* Aim:
Copy out each line of the data that holds the word "Sale".

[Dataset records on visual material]
####################
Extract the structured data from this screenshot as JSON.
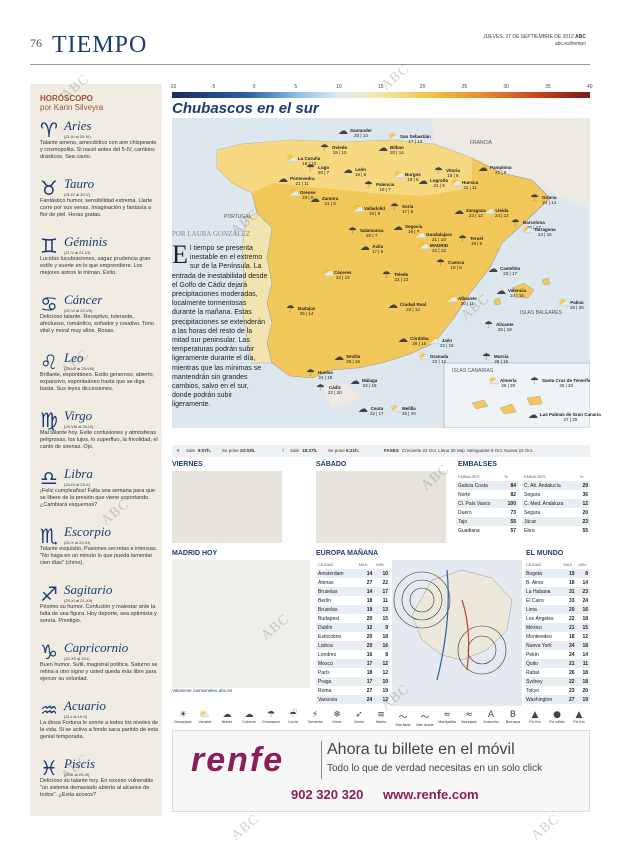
{
  "page": {
    "number": "76",
    "section": "TIEMPO",
    "date": "JUEVES, 27 DE SEPTIEMBRE DE 2012",
    "paper": "ABC",
    "url": "abc.es/tiempo"
  },
  "horoscope": {
    "heading": "HORÓSCOPO",
    "author": "por Karin Silveyra",
    "signs": [
      {
        "name": "Aries",
        "dates": "(21-III al 20-IV)",
        "text": "Talante ameno, amecdótico con aire chispeante y cosmopolita. Si nació antes del 5-IV, cambios drásticos. Sea cauto."
      },
      {
        "name": "Tauro",
        "dates": "(21-IV al 20-V)",
        "text": "Fantástico humor, sensibilidad extrema. Llarte corre por sus venas. Imaginación y fantasía a flor de piel. Horas gratas."
      },
      {
        "name": "Géminis",
        "dates": "(21-V al 21-VI)",
        "text": "Lucidas lucubraciones, sagaz prudencia gran estilo y suerte en lo que emprendiere. Los mejores astros le miman. Éxito."
      },
      {
        "name": "Cáncer",
        "dates": "(22-VI al 22-VII)",
        "text": "Delicioso talante. Receptivo, tolerante, afectuoso, romántico, soñador y creativo. Tono vital y moral muy altos. Rosas."
      },
      {
        "name": "Leo",
        "dates": "(23-VII al 23-VIII)",
        "text": "Brillante, espontáneo. Estilo generoso, abierto, expansivo, esponteáneo hasta que se diga basta. Sus leyes dicciosiones."
      },
      {
        "name": "Virgo",
        "dates": "(24-VIII al 23-IX)",
        "text": "Mal talante hoy. Evite confusiones y atmósferas peligrosas, los lujos, lo superfluo, la frivolidad, el canto de sirenas. Ojo."
      },
      {
        "name": "Libra",
        "dates": "(24-IX al 23-X)",
        "text": "¡Feliz cumpleaños! Falta una semana para que se libere de la presión que viene soportando. ¿Cambiará esquemas?"
      },
      {
        "name": "Escorpio",
        "dates": "(24-X al 22-XI)",
        "text": "Talante exquisito. Pasiones secretas e intensas. \"No haga en un minuto lo que pueda lamentar cien días\" (chino)."
      },
      {
        "name": "Sagitario",
        "dates": "(23-XI al 21-XII)",
        "text": "Pésimo su humor. Confusión y malestar ante la falta de una figura. Hoy deporte, sea optimista y sonría. Prestigio."
      },
      {
        "name": "Capricornio",
        "dates": "(22-XII al 20-I)",
        "text": "Buen humor. Sutil, magistral política. Saturno se retina a otro signo y usted queda más libre para ejercer su voluntad."
      },
      {
        "name": "Acuario",
        "dates": "(21-I al 19-II)",
        "text": "La diosa Fortuna le sonrie a todos los niveles de la vida. Si se activa a fondo saca partido de esta genial temporada."
      },
      {
        "name": "Piscis",
        "dates": "(20-II al 20-III)",
        "text": "Delicioso su talante hoy. En exceso vulnerable \"un sistema demasiado abierto al alcance de todos\". ¿Evita acosos?"
      }
    ]
  },
  "scale": {
    "labels": [
      "-10",
      "-5",
      "0",
      "5",
      "10",
      "15",
      "20",
      "25",
      "30",
      "35",
      "40"
    ]
  },
  "main": {
    "title": "Chubascos en el sur",
    "byline": "POR LAURA GONZÁLEZ",
    "lead_cap": "E",
    "lead": "l tiempo se presenta inestable en el extremo sur de la Península. La entrada de inestabilidad desde el Golfo de Cádiz dejará precipitaciones moderadas, localmente tormentosas durante la mañana. Estas precipitaciones se extenderán a las horas del resto de la mitad sur peninsular. Las temperaturas podrán subir ligeramente durante el día, mientras que las mínimas se mantendrán sin grandes cambios, salvo en el sur, donde podrán subir ligeramente."
  },
  "map": {
    "regions": [
      "FRANCIA",
      "PORTUGAL",
      "ISLAS BALEARES",
      "ISLAS CANARIAS"
    ],
    "cities": [
      {
        "name": "Santander",
        "temps": "20 | 14"
      },
      {
        "name": "San Sebastián",
        "temps": "17 | 13"
      },
      {
        "name": "Oviedo",
        "temps": "19 | 10"
      },
      {
        "name": "Bilbao",
        "temps": "20 | 14"
      },
      {
        "name": "La Coruña",
        "temps": "18 | 13"
      },
      {
        "name": "Lugo",
        "temps": "20 | 7"
      },
      {
        "name": "León",
        "temps": "19 | 6"
      },
      {
        "name": "Burgos",
        "temps": "18 | 6"
      },
      {
        "name": "Vitoria",
        "temps": "18 | 8"
      },
      {
        "name": "Pamplona",
        "temps": "21 | 9"
      },
      {
        "name": "Huesca",
        "temps": "22 | 11"
      },
      {
        "name": "Girona",
        "temps": "24 | 14"
      },
      {
        "name": "Pontevedra",
        "temps": "21 | 11"
      },
      {
        "name": "Orense",
        "temps": "23 | 9"
      },
      {
        "name": "Palencia",
        "temps": "19 | 7"
      },
      {
        "name": "Logroño",
        "temps": "21 | 9"
      },
      {
        "name": "Lleida",
        "temps": "24 | 12"
      },
      {
        "name": "Barcelona",
        "temps": "25 | 17"
      },
      {
        "name": "Zamora",
        "temps": "21 | 8"
      },
      {
        "name": "Valladolid",
        "temps": "19 | 8"
      },
      {
        "name": "Soria",
        "temps": "17 | 6"
      },
      {
        "name": "Zaragoza",
        "temps": "23 | 12"
      },
      {
        "name": "Tarragona",
        "temps": "24 | 16"
      },
      {
        "name": "Salamanca",
        "temps": "20 | 7"
      },
      {
        "name": "Segovia",
        "temps": "18 | 8"
      },
      {
        "name": "Guadalajara",
        "temps": "21 | 10"
      },
      {
        "name": "Teruel",
        "temps": "19 | 6"
      },
      {
        "name": "Ávila",
        "temps": "17 | 6"
      },
      {
        "name": "MADRID",
        "temps": "21 | 12"
      },
      {
        "name": "Cuenca",
        "temps": "19 | 9"
      },
      {
        "name": "Castellón",
        "temps": "23 | 17"
      },
      {
        "name": "Cáceres",
        "temps": "23 | 13"
      },
      {
        "name": "Toledo",
        "temps": "23 | 13"
      },
      {
        "name": "Valencia",
        "temps": "24 | 16"
      },
      {
        "name": "Palma",
        "temps": "25 | 20"
      },
      {
        "name": "Badajoz",
        "temps": "25 | 14"
      },
      {
        "name": "Ciudad Real",
        "temps": "22 | 12"
      },
      {
        "name": "Albacete",
        "temps": "20 | 11"
      },
      {
        "name": "Alicante",
        "temps": "25 | 19"
      },
      {
        "name": "Córdoba",
        "temps": "26 | 15"
      },
      {
        "name": "Jaén",
        "temps": "22 | 15"
      },
      {
        "name": "Murcia",
        "temps": "26 | 16"
      },
      {
        "name": "Sevilla",
        "temps": "25 | 16"
      },
      {
        "name": "Granada",
        "temps": "22 | 12"
      },
      {
        "name": "Huelva",
        "temps": "24 | 18"
      },
      {
        "name": "Málaga",
        "temps": "24 | 18"
      },
      {
        "name": "Almería",
        "temps": "26 | 20"
      },
      {
        "name": "Cádiz",
        "temps": "22 | 20"
      },
      {
        "name": "Ceuta",
        "temps": "22 | 17"
      },
      {
        "name": "Melilla",
        "temps": "25 | 20"
      },
      {
        "name": "Santa Cruz de Tenerife",
        "temps": "26 | 20"
      },
      {
        "name": "Las Palmas de Gran Canaria",
        "temps": "27 | 20"
      }
    ]
  },
  "sun": {
    "sunrise_label": "Sale",
    "sunrise": "8:07h.",
    "sunset_label": "Se pone",
    "sunset": "20:03h.",
    "moonrise_label": "Sale",
    "moonrise": "18:27h.",
    "moonset_label": "Se pone",
    "moonset": "5:21h.",
    "phases_label": "FASES",
    "phases": "Creciente 22 Oct.  Llena 30 Sep.  Menguante 8 Oct.  Nueva 15 Oct."
  },
  "forecast": {
    "friday": "VIERNES",
    "saturday": "SÁBADO",
    "madrid": "MADRID HOY",
    "europe": "EUROPA MAÑANA",
    "world": "EL MUNDO",
    "reservoirs": "EMBALSES",
    "madrid_url": "Valonecer camismeteo.abc.es"
  },
  "embalses_left": {
    "headers": [
      "EMBALSES",
      "%"
    ],
    "rows": [
      [
        "Galicia Costa",
        "84"
      ],
      [
        "Norte",
        "82"
      ],
      [
        "Cl. País Vasco",
        "100"
      ],
      [
        "Duero",
        "73"
      ],
      [
        "Tajo",
        "55"
      ],
      [
        "Guadiana",
        "57"
      ]
    ]
  },
  "embalses_right": {
    "headers": [
      "EMBALSES",
      "%"
    ],
    "rows": [
      [
        "C. Alt. Andalucía",
        "29"
      ],
      [
        "Segura",
        "36"
      ],
      [
        "C. Med. Andaluza",
        "12"
      ],
      [
        "Segura",
        "20"
      ],
      [
        "Júcar",
        "23"
      ],
      [
        "Ebro",
        "55"
      ]
    ]
  },
  "europe": {
    "headers": [
      "CIUDAD",
      "MAX",
      "MIN"
    ],
    "rows": [
      [
        "Amsterdam",
        "14",
        "10"
      ],
      [
        "Atenas",
        "27",
        "22"
      ],
      [
        "Bruselas",
        "14",
        "17"
      ],
      [
        "Berlín",
        "18",
        "11"
      ],
      [
        "Bruselas",
        "19",
        "13"
      ],
      [
        "Budapest",
        "20",
        "15"
      ],
      [
        "Dublín",
        "12",
        "9"
      ],
      [
        "Estocolmo",
        "20",
        "18"
      ],
      [
        "Lisboa",
        "20",
        "16"
      ],
      [
        "Londres",
        "16",
        "8"
      ],
      [
        "Moscú",
        "17",
        "12"
      ],
      [
        "París",
        "18",
        "12"
      ],
      [
        "Praga",
        "17",
        "10"
      ],
      [
        "Roma",
        "27",
        "19"
      ],
      [
        "Varsovia",
        "24",
        "12"
      ]
    ]
  },
  "world": {
    "headers": [
      "CIUDAD",
      "MAX",
      "MIN"
    ],
    "rows": [
      [
        "Bogotá",
        "19",
        "8"
      ],
      [
        "B. Aires",
        "18",
        "14"
      ],
      [
        "La Habana",
        "31",
        "23"
      ],
      [
        "El Cairo",
        "33",
        "24"
      ],
      [
        "Lima",
        "20",
        "16"
      ],
      [
        "Los Ángeles",
        "22",
        "18"
      ],
      [
        "México",
        "21",
        "15"
      ],
      [
        "Montevideo",
        "18",
        "12"
      ],
      [
        "Nueva York",
        "24",
        "18"
      ],
      [
        "Pekín",
        "24",
        "14"
      ],
      [
        "Quito",
        "21",
        "11"
      ],
      [
        "Rabat",
        "26",
        "18"
      ],
      [
        "Sydney",
        "22",
        "18"
      ],
      [
        "Tokyo",
        "23",
        "20"
      ],
      [
        "Washington",
        "27",
        "19"
      ]
    ]
  },
  "legend": [
    "Despejado",
    "Variable",
    "Nubes",
    "Cubierto",
    "Chubascos",
    "Lluvia",
    "Tormenta",
    "Nieve",
    "Viento",
    "Niebla",
    "Mar llana",
    "Mar rizada",
    "Marejadilla",
    "Marejada",
    "Anticiclón",
    "Borrasca",
    "Fin frío",
    "Fin cálido",
    "Fin frío"
  ],
  "ad": {
    "brand": "renfe",
    "headline": "Ahora tu billete en el móvil",
    "sub": "Todo lo que de verdad necesitas en un solo click",
    "phone": "902 320 320",
    "url": "www.renfe.com"
  },
  "watermark": "ABC",
  "colors": {
    "accent": "#1c3c6e",
    "horoscope": "#a0522d",
    "renfe": "#8b1e5a"
  }
}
####################
* Complete answer:
    "sunrise_label": "Sale",
    "moonrise_label": "Sale",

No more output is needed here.